For the data below, report only the number of lines containing the string "color".

═══ Dataset

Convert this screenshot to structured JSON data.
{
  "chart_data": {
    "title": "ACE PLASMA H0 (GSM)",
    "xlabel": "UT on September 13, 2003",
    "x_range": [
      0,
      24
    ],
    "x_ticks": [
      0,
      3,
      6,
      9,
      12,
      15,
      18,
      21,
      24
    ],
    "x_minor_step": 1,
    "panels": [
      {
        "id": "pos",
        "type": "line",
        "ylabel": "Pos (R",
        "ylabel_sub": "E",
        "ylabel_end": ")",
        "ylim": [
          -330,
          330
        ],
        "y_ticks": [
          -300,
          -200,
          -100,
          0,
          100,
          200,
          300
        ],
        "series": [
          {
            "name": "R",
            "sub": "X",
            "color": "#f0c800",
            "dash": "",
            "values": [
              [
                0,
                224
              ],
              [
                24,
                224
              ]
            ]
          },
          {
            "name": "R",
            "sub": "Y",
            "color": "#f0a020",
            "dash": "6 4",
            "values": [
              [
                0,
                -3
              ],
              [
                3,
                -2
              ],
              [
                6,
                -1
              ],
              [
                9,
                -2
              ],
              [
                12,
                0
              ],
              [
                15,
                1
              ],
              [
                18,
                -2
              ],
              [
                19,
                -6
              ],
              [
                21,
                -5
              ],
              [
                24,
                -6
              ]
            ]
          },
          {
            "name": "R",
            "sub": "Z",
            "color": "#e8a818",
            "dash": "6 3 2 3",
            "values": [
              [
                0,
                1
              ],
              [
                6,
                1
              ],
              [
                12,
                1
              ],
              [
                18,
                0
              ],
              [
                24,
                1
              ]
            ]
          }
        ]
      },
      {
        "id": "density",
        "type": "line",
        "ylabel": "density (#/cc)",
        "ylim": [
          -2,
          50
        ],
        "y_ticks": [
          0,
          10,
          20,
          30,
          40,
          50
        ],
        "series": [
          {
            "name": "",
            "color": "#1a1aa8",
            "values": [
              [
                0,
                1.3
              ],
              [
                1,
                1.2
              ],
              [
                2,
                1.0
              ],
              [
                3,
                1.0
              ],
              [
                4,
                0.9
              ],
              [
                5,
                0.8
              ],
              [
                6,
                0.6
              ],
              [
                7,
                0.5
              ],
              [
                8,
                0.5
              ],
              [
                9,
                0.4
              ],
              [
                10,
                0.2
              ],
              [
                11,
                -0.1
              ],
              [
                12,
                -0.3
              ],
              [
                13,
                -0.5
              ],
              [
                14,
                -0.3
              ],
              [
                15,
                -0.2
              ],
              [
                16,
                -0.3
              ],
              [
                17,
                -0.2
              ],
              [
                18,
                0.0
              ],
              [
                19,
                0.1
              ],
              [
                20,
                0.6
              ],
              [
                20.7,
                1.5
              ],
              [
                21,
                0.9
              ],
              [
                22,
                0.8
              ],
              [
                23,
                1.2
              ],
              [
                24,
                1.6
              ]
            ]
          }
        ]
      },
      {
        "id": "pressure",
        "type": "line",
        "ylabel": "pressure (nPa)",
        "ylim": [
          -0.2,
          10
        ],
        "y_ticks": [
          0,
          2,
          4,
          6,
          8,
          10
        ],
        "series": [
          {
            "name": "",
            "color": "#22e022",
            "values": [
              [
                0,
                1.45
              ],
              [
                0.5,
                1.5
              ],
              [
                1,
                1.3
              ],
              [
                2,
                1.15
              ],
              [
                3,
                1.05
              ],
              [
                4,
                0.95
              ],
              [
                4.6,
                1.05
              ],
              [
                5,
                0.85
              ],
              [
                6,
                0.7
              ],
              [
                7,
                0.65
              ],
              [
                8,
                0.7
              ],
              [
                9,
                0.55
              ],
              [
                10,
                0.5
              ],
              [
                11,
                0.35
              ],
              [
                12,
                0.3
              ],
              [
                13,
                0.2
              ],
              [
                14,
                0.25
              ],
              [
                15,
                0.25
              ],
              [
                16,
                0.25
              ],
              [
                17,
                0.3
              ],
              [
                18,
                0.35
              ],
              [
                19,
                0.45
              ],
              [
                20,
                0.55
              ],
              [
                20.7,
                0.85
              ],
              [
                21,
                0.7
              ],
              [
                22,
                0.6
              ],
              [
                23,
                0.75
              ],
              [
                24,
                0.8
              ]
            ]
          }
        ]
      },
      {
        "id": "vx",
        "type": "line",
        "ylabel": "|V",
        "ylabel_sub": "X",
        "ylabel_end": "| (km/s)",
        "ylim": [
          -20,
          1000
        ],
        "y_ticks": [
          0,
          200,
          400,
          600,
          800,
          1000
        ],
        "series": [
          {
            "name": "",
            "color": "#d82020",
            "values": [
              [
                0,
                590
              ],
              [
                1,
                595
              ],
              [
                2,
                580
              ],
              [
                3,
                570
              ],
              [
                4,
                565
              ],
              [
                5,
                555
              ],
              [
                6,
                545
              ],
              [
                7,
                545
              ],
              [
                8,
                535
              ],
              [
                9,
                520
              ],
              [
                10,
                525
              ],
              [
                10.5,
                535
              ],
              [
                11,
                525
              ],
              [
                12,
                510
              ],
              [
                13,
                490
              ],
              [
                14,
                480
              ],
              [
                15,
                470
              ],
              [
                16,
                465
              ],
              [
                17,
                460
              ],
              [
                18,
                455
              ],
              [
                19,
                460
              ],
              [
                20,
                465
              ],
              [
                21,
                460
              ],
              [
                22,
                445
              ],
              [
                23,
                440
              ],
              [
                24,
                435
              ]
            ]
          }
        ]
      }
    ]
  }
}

══════

** Task response **
6